## Instructions for the task
Copy out the stretch of the material from its very first line through the line containing "- legend-label: Ne", reproducing each line without any change.

## Records
● ● ●

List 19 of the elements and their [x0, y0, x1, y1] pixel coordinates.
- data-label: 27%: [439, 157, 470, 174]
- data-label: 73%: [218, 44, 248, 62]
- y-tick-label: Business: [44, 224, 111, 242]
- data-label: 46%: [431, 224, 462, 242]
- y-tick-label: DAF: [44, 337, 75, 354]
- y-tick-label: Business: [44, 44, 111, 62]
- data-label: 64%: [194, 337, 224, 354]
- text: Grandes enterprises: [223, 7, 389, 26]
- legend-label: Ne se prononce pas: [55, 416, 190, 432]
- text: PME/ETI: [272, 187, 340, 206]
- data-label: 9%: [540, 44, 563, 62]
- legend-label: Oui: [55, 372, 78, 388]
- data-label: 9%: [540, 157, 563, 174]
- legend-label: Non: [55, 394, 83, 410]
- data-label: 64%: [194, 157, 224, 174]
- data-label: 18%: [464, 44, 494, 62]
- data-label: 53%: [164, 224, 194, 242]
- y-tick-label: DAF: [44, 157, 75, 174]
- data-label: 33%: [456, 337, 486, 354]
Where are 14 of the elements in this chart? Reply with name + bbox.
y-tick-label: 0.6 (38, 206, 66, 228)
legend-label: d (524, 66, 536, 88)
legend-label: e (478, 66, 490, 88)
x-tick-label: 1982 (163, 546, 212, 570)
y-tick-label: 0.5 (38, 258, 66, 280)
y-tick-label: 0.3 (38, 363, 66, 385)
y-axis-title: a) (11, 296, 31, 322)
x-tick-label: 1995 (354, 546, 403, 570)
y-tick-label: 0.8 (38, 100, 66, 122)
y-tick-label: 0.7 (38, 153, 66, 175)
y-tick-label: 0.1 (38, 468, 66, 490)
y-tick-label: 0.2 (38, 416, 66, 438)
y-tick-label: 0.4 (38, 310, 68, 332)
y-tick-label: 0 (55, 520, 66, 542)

● ● ●

## Output for this exercise
List 19 of the elements and their [x0, y0, x1, y1] pixel coordinates.
- data-label: 27%: [439, 157, 470, 174]
- data-label: 73%: [218, 44, 248, 62]
- y-tick-label: Business: [44, 224, 111, 242]
- data-label: 46%: [431, 224, 462, 242]
- y-tick-label: DAF: [44, 337, 75, 354]
- y-tick-label: Business: [44, 44, 111, 62]
- data-label: 64%: [194, 337, 224, 354]
- text: Grandes enterprises: [223, 7, 389, 26]
- legend-label: Ne se prononce pas: [55, 416, 190, 432]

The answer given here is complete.